▶ **Items from a data source**
/---

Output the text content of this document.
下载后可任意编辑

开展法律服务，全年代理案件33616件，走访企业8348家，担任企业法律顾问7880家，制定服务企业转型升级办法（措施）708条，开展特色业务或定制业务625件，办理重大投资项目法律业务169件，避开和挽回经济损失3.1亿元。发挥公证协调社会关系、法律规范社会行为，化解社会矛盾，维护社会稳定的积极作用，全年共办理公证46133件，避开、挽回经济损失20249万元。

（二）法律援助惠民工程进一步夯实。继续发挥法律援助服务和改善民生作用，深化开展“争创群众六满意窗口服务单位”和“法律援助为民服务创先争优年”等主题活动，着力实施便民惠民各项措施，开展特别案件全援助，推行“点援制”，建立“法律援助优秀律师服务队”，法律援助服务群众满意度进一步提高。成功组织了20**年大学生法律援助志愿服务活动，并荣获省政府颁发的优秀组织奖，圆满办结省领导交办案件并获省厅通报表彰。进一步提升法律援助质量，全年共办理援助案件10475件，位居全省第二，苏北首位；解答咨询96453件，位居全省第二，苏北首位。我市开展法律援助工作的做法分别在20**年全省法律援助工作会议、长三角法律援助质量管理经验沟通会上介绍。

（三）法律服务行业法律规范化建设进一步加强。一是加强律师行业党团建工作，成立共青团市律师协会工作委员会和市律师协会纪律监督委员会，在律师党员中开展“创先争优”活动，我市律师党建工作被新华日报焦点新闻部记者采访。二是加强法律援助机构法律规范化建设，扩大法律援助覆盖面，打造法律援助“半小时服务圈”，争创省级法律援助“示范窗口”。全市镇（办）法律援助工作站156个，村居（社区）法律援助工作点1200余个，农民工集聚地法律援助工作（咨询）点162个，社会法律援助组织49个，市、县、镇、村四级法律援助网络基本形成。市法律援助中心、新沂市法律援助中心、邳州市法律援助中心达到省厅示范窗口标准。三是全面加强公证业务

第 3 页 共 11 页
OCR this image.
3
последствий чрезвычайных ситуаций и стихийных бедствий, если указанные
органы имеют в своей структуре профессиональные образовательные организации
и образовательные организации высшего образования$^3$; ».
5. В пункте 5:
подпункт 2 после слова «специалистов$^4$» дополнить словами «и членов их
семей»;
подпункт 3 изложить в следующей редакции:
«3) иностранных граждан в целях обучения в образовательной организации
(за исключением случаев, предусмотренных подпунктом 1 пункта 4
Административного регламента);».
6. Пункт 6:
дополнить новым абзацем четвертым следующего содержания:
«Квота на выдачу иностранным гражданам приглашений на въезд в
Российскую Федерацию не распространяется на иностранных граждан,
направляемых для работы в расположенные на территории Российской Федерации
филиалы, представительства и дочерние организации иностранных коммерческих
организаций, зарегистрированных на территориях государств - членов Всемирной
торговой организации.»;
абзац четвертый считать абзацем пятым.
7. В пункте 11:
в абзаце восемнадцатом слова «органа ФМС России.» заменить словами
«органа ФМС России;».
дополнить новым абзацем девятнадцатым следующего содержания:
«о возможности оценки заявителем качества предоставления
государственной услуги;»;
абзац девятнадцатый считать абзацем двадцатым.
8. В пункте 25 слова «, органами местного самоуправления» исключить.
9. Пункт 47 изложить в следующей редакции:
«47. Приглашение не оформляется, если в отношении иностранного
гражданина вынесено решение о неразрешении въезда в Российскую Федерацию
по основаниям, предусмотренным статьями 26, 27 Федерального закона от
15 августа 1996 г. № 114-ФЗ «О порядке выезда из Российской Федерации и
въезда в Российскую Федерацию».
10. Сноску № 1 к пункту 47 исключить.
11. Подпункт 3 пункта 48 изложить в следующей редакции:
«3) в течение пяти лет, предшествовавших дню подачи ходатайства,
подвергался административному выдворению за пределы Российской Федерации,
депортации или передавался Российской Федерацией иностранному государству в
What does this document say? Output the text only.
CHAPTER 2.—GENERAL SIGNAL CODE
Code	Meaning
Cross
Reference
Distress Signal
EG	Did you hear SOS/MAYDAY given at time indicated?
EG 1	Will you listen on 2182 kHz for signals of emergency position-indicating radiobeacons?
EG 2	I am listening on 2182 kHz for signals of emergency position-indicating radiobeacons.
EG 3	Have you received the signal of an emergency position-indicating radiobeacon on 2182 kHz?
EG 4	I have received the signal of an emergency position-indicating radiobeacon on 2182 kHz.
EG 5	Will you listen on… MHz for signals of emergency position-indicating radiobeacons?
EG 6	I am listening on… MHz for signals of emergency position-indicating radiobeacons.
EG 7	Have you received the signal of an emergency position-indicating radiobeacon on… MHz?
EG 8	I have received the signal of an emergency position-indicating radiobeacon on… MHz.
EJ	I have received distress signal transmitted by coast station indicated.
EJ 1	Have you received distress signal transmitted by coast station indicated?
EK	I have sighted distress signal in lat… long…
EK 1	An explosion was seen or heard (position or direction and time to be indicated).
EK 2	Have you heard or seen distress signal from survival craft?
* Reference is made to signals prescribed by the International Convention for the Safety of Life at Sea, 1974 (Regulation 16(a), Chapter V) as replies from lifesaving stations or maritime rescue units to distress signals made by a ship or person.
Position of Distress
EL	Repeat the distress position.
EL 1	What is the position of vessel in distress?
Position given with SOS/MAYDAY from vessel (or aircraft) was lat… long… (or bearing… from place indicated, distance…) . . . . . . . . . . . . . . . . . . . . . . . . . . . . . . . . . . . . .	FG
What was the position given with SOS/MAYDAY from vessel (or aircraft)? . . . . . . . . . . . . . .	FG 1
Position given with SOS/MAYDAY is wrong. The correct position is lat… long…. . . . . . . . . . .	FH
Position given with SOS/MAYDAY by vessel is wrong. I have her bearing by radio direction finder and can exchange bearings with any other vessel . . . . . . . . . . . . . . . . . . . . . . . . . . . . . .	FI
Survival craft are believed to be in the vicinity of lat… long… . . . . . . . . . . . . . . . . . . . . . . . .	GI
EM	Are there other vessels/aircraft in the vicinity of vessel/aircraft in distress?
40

\---

▶ **EXERCISE BRIEF**
Locate the word "абзацем" in the entries, and copy every line where it is found.

▶ **SOLUTION TO THIS TASK**
дополнить новым абзацем четвертым следующего содержания:
абзац четвертый считать абзацем пятым.
дополнить новым абзацем девятнадцатым следующего содержания:
абзац девятнадцатый считать абзацем двадцатым.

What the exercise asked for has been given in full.